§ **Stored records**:
▼

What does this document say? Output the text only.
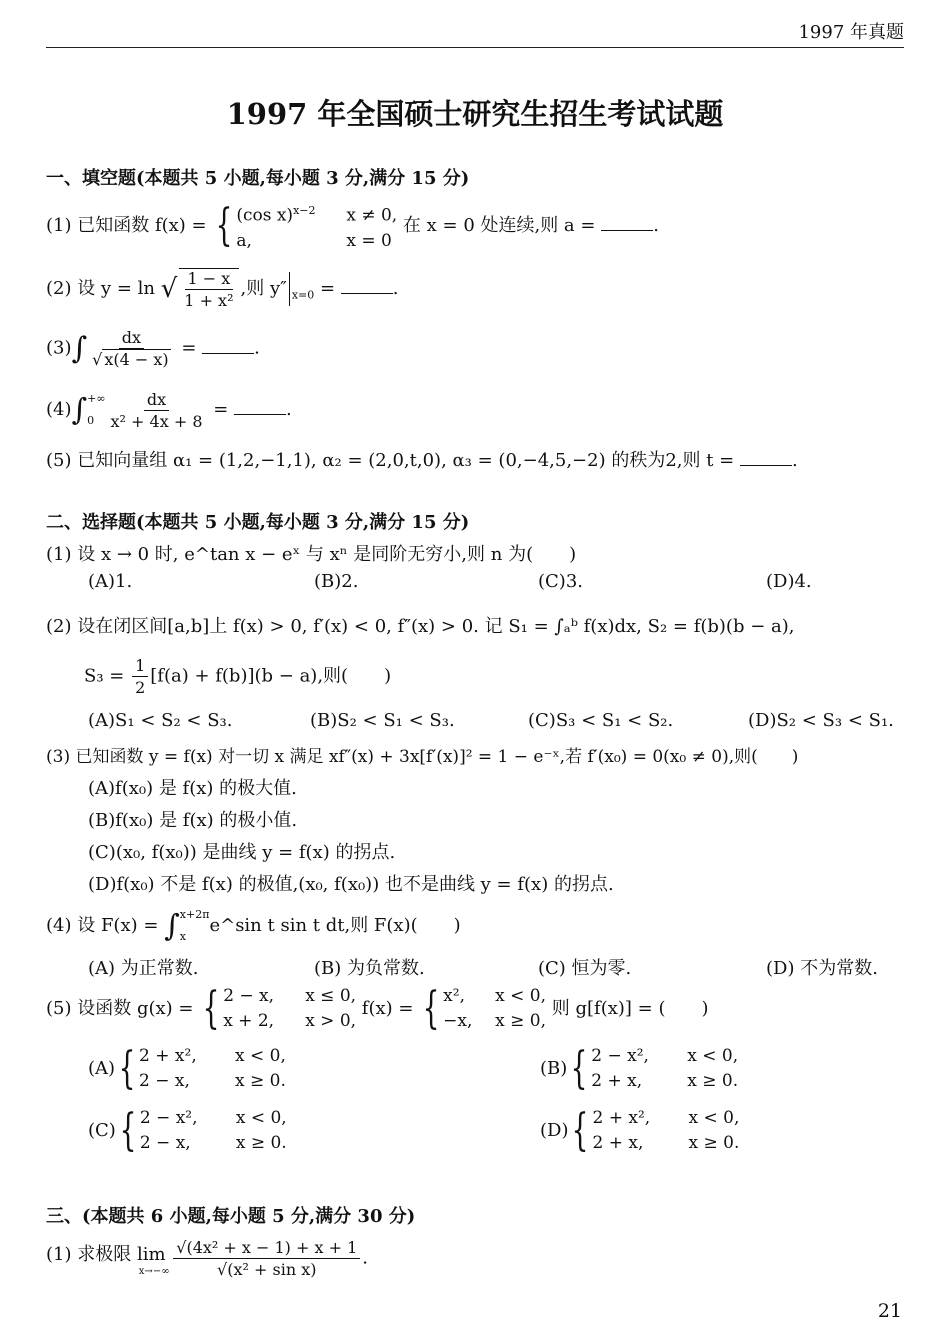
1997 年真题
1997 年全国硕士研究生招生考试试题
一、填空题(本题共 5 小题,每小题 3 分,满分 15 分)
(1) 已知函数 f(x) = { (cos x)$^{x-2}$ x ≠ 0,
a,	x = 0
在 x = 0 处连续,则 a =	.
(2) 设 y = ln √ $\frac{1 - x}{\text{1 + x²}}$ ,则 y″ $_{x=0}$ =	.
$(3)\int \frac{dx}{√ x(4 - x)}$ =	.
(4)∫ +∞
$0 \frac{dx}{\text{x² + 4x + 8}}$ =	.
(5) 已知向量组 α₁ = (1,2,−1,1), α₂ = (2,0,t,0), α₃ = (0,−4,5,−2) 的秩为2,则 t =	.
二、选择题(本题共 5 小题,每小题 3 分,满分 15 分)
(1) 设 x → 0 时, e^tan x − eˣ 与 xⁿ 是同阶无穷小,则 n 为(　　)
(A)1.	(B)2.	(C)3.	(D)4.
(2) 设在闭区间[a,b]上 f(x) > 0, f′(x) < 0, f″(x) > 0. 记 S₁ = ∫ₐᵇ f(x)dx, S₂ = f(b)(b − a),
$S_3 = \frac{1}{2} [f(a) + f(b)](b - a)$,则(　　)
(A)S₁ < S₂ < S₃.	(B)S₂ < S₁ < S₃.	(C)S₃ < S₁ < S₂.	(D)S₂ < S₃ < S₁.
(3) 已知函数 y = f(x) 对一切 x 满足 xf″(x) + 3x[f′(x)]² = 1 − e⁻ˣ,若 f′(x₀) = 0(x₀ ≠ 0),则(　　)
(A)f(x₀) 是 f(x) 的极大值.
(B)f(x₀) 是 f(x) 的极小值.
(C)(x₀, f(x₀)) 是曲线 y = f(x) 的拐点.
(D)f(x₀) 不是 f(x) 的极值,(x₀, f(x₀)) 也不是曲线 y = f(x) 的拐点.
(4) 设 F(x) = ∫ x+2π
x
e^sin t sin t dt,则 F(x)(　　)
(A) 为正常数.	(B) 为负常数.	(C) 恒为零.	(D) 不为常数.
(5) 设函数 g(x) = { 2 − x, x ≤ 0,
x + 2, x > 0,
f(x) = { x², x < 0,
−x, x ≥ 0,
则 g[f(x)] = (　　)
(A) { 2 + x², x < 0,
2 − x,	x ≥ 0.
(B) { 2 − x², x < 0,
2 + x,	x ≥ 0.
(C) { 2 − x², x < 0,
2 − x,	x ≥ 0.
(D) { 2 + x², x < 0,
2 + x,	x ≥ 0.
三、(本题共 6 小题,每小题 5 分,满分 30 分)
(1) 求极限 lim
x→−∞
$\frac{\text{√(4x² + x − 1) + x + 1}}{\text{√(x² + sin x)}}$ .
21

▲

§ **Challenge**: Show the lines of the material that contain the word "已知函数".

§ **Full output**:
(1) 已知函数 f(x) = { (cos x)$^{x-2}$ x ≠ 0,
(3) 已知函数 y = f(x) 对一切 x 满足 xf″(x) + 3x[f′(x)]² = 1 − e⁻ˣ,若 f′(x₀) = 0(x₀ ≠ 0),则(　　)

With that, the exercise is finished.